— Start SOURCE RECORDS —

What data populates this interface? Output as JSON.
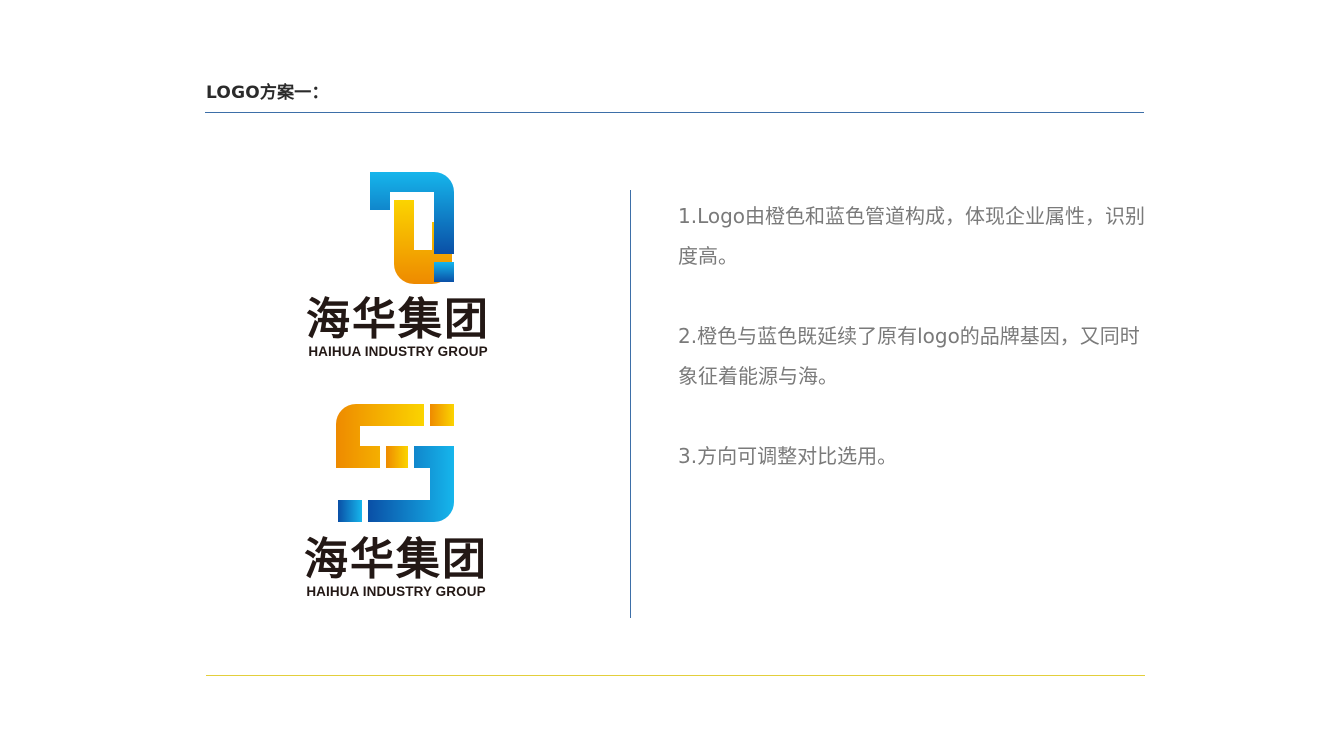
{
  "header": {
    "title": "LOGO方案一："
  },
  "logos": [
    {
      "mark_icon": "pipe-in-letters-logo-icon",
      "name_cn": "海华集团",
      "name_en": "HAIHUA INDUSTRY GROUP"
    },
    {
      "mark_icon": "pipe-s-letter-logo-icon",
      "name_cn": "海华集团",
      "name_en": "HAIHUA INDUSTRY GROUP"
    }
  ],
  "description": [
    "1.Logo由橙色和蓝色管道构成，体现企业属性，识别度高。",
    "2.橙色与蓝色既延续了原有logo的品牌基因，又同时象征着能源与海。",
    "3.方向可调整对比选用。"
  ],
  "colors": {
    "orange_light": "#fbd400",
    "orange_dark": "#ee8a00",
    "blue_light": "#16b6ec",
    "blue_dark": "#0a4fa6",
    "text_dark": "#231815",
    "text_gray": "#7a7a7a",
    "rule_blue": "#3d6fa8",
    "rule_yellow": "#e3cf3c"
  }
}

— End SOURCE RECORDS —

GOAL OF THE EXERCISE:
Reproduce each entry verbatim, excluding any embedded images.

PROBLEM SOLUTION:
What data populates this interface? Output as JSON.
{
  "header": {
    "title": "LOGO方案一："
  },
  "logos": [
    {
      "mark_icon": "pipe-in-letters-logo-icon",
      "name_cn": "海华集团",
      "name_en": "HAIHUA INDUSTRY GROUP"
    },
    {
      "mark_icon": "pipe-s-letter-logo-icon",
      "name_cn": "海华集团",
      "name_en": "HAIHUA INDUSTRY GROUP"
    }
  ],
  "description": [
    "1.Logo由橙色和蓝色管道构成，体现企业属性，识别度高。",
    "2.橙色与蓝色既延续了原有logo的品牌基因，又同时象征着能源与海。",
    "3.方向可调整对比选用。"
  ],
  "colors": {
    "orange_light": "#fbd400",
    "orange_dark": "#ee8a00",
    "blue_light": "#16b6ec",
    "blue_dark": "#0a4fa6",
    "text_dark": "#231815",
    "text_gray": "#7a7a7a",
    "rule_blue": "#3d6fa8",
    "rule_yellow": "#e3cf3c"
  }
}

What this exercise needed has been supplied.